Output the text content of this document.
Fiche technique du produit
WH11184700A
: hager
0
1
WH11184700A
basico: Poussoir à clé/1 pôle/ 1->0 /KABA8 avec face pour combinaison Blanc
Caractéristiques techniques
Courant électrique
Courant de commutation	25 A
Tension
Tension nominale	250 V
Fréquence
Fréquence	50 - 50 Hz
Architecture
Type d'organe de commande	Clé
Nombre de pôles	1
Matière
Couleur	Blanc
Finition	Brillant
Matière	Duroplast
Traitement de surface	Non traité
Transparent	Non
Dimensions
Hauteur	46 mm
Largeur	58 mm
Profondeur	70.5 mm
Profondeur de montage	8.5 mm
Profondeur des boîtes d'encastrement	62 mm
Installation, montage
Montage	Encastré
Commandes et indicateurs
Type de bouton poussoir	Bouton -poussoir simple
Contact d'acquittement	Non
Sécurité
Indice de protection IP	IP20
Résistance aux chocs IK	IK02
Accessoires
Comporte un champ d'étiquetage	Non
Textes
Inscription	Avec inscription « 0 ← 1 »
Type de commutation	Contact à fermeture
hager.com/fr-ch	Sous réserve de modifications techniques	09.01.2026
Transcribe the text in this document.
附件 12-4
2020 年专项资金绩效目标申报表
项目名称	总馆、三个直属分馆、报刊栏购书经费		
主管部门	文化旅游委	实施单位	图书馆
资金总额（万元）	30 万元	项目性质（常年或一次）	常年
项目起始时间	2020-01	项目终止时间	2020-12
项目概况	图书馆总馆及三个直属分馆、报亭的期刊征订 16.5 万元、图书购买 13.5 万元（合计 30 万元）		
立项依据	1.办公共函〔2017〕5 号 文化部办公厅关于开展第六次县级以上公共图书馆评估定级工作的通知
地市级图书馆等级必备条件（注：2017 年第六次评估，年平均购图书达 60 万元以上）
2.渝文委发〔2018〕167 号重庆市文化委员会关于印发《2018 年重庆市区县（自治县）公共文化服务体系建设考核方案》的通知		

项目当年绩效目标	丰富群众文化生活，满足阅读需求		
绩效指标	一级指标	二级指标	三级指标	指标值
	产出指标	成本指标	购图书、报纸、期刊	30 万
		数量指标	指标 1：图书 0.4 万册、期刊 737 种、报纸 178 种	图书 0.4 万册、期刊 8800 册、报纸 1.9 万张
#####
__WHAT IS EXPECTED__: What is the number of lines in the data that hold the string "Blanc"? Answer with the number only.

__SOLVED PROBLEM__: 2